_Anforderungen_. Entscheide für jede Aussage, ob der Text zum Synagogenneubau sie stützt, und antworte mit Ja oder Nein samt den entscheidenden Worten des Textes als wörtlichem Zitat. 1. Die Frauen gelangten über einen eigenen Eingang direkt ins Treppenhaus. 2. Unmittelbar unter der Frauenabteilung befand sich der Reinigungsbrunnen. 3. Die orientalische Prägung des Baus folgte Vorgaben aus München.

_Vorliegender Text_.
Der Neubau wurde auf dem Standort der alten Synagoge ausgeführt. Ursprünglich wollte man drei der Grundmauern des Vorgängers übernehmen, diese erwiesen sich jedoch als zu Schwach. Die neue Synagoge bot Platz für 60 Männerplätze und 48 Sitzen für die Frauen im Obergeschoss. Entsprechend der neuen mittelfränkischen Synagogenordnung wurden feste Sitzbänke (Subsellien) installiert. Die Männer betraten den Betsaal durch eine schmale Vorhalle im Westen, wo sich auch ein kleiner Reinigungsbrunnen befand, die Frauen hatten an der westlichen Schmalseite einen separaten Eingang, der direkt zum Treppenhaus führte. Direkt unter der Frauenabteilung waren Wohnräume vorgesehen. Durch hufeisenförmige Backstein-Bögen hatte das Gotteshaus ein betont orientalisches Gepräge, was den Vorgaben des königlichen Baukunstausschusses in München entsprach. Auch der prächtig gestaltete Toraschrein war orientalisch im Stil und wurde von zwei gemalten Löwen mit den mosaischen Gesetzestafeln bekrönt.

_Datenauszug_.
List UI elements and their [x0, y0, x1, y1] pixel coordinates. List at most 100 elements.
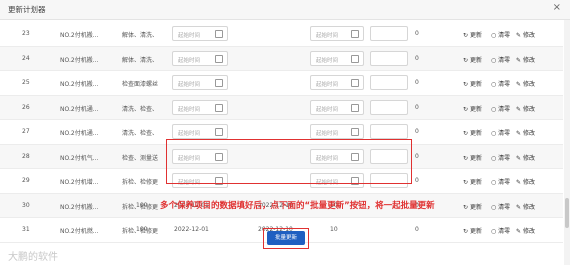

_Erwartete Ausgabe_.
1. Ja: „die Frauen hatten an der westlichen Schmalseite einen separaten Eingang, der direkt zum Treppenhaus führte“
2. Nein: „Direkt unter der Frauenabteilung waren Wohnräume vorgesehen.“
3. Ja: „was den Vorgaben des königlichen Baukunstausschusses in München entsprach“